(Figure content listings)
————

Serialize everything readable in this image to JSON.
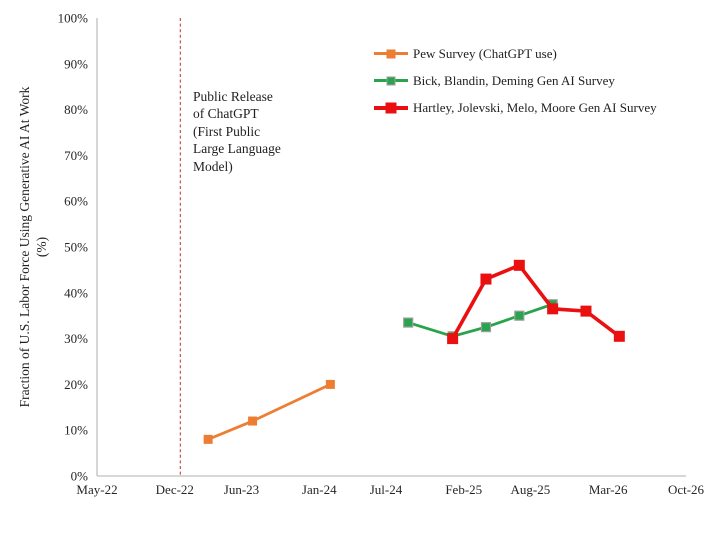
{
  "chart_data": {
    "type": "line",
    "title": "",
    "ylabel_line1": "Fraction of U.S. Labor Force Using Generative AI At Work",
    "ylabel_line2": "(%)",
    "ylim": [
      0,
      100
    ],
    "y_tick_step": 10,
    "y_tick_suffix": "%",
    "x_tick_labels": [
      "May-22",
      "Dec-22",
      "Jun-23",
      "Jan-24",
      "Jul-24",
      "Feb-25",
      "Aug-25",
      "Mar-26",
      "Oct-26"
    ],
    "x_start": "May-22",
    "x_end": "Oct-26",
    "grid": false,
    "legend_position": "top-right-inside",
    "axis_color": "#BFBFBF",
    "annotation": {
      "lines": [
        "Public Release",
        "of ChatGPT",
        "(First Public",
        "Large Language",
        "Model)"
      ]
    },
    "release_line": {
      "label": "Public Release of ChatGPT",
      "date": "Dec-22",
      "months_after_start": 7.5,
      "color": "#C65349",
      "style": "dashed"
    },
    "series": [
      {
        "name": "Pew Survey (ChatGPT use)",
        "color": "#ED7D31",
        "marker": "square",
        "points": [
          {
            "date": "Mar-23",
            "value": 8
          },
          {
            "date": "Jul-23",
            "value": 12
          },
          {
            "date": "Feb-24",
            "value": 20
          }
        ]
      },
      {
        "name": "Bick, Blandin, Deming Gen AI Survey",
        "color": "#29A34C",
        "marker": "square",
        "marker_border": "#9E9E9E",
        "points": [
          {
            "date": "Sep-24",
            "value": 33.5
          },
          {
            "date": "Jan-25",
            "value": 30.5
          },
          {
            "date": "Apr-25",
            "value": 32.5
          },
          {
            "date": "Jul-25",
            "value": 35
          },
          {
            "date": "Oct-25",
            "value": 37.5
          }
        ]
      },
      {
        "name": "Hartley, Jolevski, Melo, Moore Gen AI Survey",
        "color": "#EA1010",
        "marker": "square",
        "points": [
          {
            "date": "Jan-25",
            "value": 30
          },
          {
            "date": "Apr-25",
            "value": 43
          },
          {
            "date": "Jul-25",
            "value": 46
          },
          {
            "date": "Oct-25",
            "value": 36.5
          },
          {
            "date": "Jan-26",
            "value": 36
          },
          {
            "date": "Apr-26",
            "value": 30.5
          }
        ]
      }
    ]
  }
}
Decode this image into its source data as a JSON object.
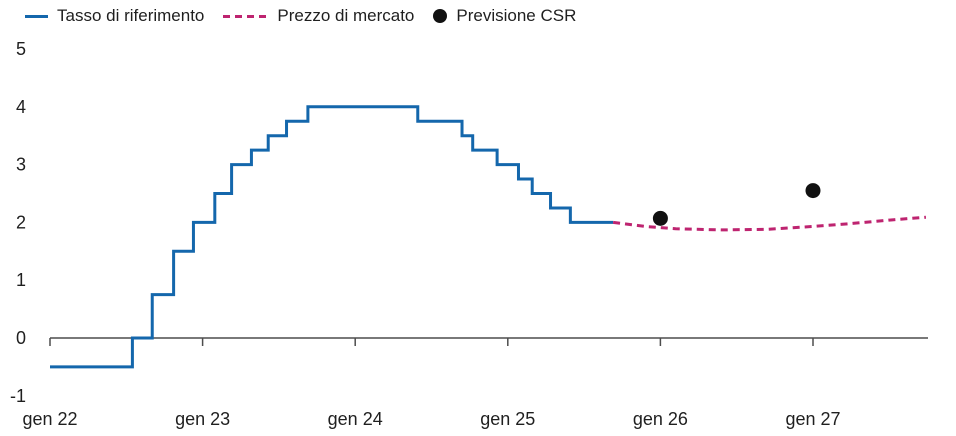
{
  "legend": {
    "items": [
      {
        "label": "Tasso di riferimento",
        "type": "solid-line",
        "color": "#1467ac"
      },
      {
        "label": "Prezzo di mercato",
        "type": "dashed-line",
        "color": "#be2470"
      },
      {
        "label": "Previsione CSR",
        "type": "dot",
        "color": "#111111"
      }
    ]
  },
  "chart_data": {
    "type": "line",
    "title": "",
    "xlabel": "",
    "ylabel": "",
    "grid": false,
    "legend_position": "top-left",
    "axis_color": "#4d4d4d",
    "text_color": "#1f1f1f",
    "x_axis": {
      "range": [
        2022,
        2027.75
      ],
      "ticks": [
        {
          "t": 2022,
          "label": "gen 22"
        },
        {
          "t": 2023,
          "label": "gen 23"
        },
        {
          "t": 2024,
          "label": "gen 24"
        },
        {
          "t": 2025,
          "label": "gen 25"
        },
        {
          "t": 2026,
          "label": "gen 26"
        },
        {
          "t": 2027,
          "label": "gen 27"
        }
      ]
    },
    "y_axis": {
      "range": [
        -1,
        5
      ],
      "ticks": [
        5,
        4,
        3,
        2,
        1,
        0,
        -1
      ]
    },
    "series": [
      {
        "name": "Tasso di riferimento",
        "type": "step",
        "color": "#1467ac",
        "points": [
          [
            2022.0,
            -0.5
          ],
          [
            2022.54,
            0.0
          ],
          [
            2022.67,
            0.75
          ],
          [
            2022.81,
            1.5
          ],
          [
            2022.94,
            2.0
          ],
          [
            2023.08,
            2.5
          ],
          [
            2023.19,
            3.0
          ],
          [
            2023.32,
            3.25
          ],
          [
            2023.43,
            3.5
          ],
          [
            2023.55,
            3.75
          ],
          [
            2023.69,
            4.0
          ],
          [
            2024.41,
            3.75
          ],
          [
            2024.7,
            3.5
          ],
          [
            2024.77,
            3.25
          ],
          [
            2024.93,
            3.0
          ],
          [
            2025.07,
            2.75
          ],
          [
            2025.16,
            2.5
          ],
          [
            2025.28,
            2.25
          ],
          [
            2025.41,
            2.0
          ]
        ],
        "end_t": 2025.69
      },
      {
        "name": "Prezzo di mercato",
        "type": "dashed",
        "color": "#be2470",
        "points": [
          [
            2025.69,
            2.0
          ],
          [
            2025.9,
            1.93
          ],
          [
            2026.1,
            1.89
          ],
          [
            2026.4,
            1.87
          ],
          [
            2026.7,
            1.88
          ],
          [
            2027.0,
            1.93
          ],
          [
            2027.25,
            1.98
          ],
          [
            2027.5,
            2.04
          ],
          [
            2027.74,
            2.09
          ]
        ]
      },
      {
        "name": "Previsione CSR",
        "type": "scatter",
        "color": "#111111",
        "points": [
          [
            2026.0,
            2.07
          ],
          [
            2027.0,
            2.55
          ]
        ]
      }
    ]
  }
}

————

> **EXERCISE DESCRIPTION**
Check each line above for the word "this", and copy the lines where it appears.

> **FINISHED ANSWER**
Serialize everything readable in this image to JSON.
Decode this image into its source data as a JSON object.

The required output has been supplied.